§ MATERIAL SUPPLIED
** Begin **
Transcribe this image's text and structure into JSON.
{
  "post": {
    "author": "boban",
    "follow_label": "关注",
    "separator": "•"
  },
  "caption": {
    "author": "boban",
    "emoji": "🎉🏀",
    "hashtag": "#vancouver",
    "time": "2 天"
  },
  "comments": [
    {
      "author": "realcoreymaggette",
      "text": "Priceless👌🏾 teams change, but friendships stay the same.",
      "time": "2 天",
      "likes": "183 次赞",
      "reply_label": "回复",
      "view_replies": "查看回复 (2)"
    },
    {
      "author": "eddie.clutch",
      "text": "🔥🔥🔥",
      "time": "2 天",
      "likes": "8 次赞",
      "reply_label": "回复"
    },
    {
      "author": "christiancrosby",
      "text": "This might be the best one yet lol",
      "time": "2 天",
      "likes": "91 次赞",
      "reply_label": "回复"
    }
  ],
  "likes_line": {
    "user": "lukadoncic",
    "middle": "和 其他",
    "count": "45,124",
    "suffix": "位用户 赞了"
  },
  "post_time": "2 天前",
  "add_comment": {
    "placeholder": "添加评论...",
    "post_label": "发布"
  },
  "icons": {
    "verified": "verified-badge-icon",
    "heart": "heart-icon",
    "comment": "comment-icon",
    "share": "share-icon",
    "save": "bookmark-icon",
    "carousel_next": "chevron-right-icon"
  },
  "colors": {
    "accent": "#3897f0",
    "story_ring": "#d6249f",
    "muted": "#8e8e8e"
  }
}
** End **
§ WHAT THE TASK REQUIRES
Copy every line of the records word for word.

§ TASK SOLUTION
Transcribe this image's text and structure into JSON.
{
  "post": {
    "author": "boban",
    "follow_label": "关注",
    "separator": "•"
  },
  "caption": {
    "author": "boban",
    "emoji": "🎉🏀",
    "hashtag": "#vancouver",
    "time": "2 天"
  },
  "comments": [
    {
      "author": "realcoreymaggette",
      "text": "Priceless👌🏾 teams change, but friendships stay the same.",
      "time": "2 天",
      "likes": "183 次赞",
      "reply_label": "回复",
      "view_replies": "查看回复 (2)"
    },
    {
      "author": "eddie.clutch",
      "text": "🔥🔥🔥",
      "time": "2 天",
      "likes": "8 次赞",
      "reply_label": "回复"
    },
    {
      "author": "christiancrosby",
      "text": "This might be the best one yet lol",
      "time": "2 天",
      "likes": "91 次赞",
      "reply_label": "回复"
    }
  ],
  "likes_line": {
    "user": "lukadoncic",
    "middle": "和 其他",
    "count": "45,124",
    "suffix": "位用户 赞了"
  },
  "post_time": "2 天前",
  "add_comment": {
    "placeholder": "添加评论...",
    "post_label": "发布"
  },
  "icons": {
    "verified": "verified-badge-icon",
    "heart": "heart-icon",
    "comment": "comment-icon",
    "share": "share-icon",
    "save": "bookmark-icon",
    "carousel_next": "chevron-right-icon"
  },
  "colors": {
    "accent": "#3897f0",
    "story_ring": "#d6249f",
    "muted": "#8e8e8e"
  }
}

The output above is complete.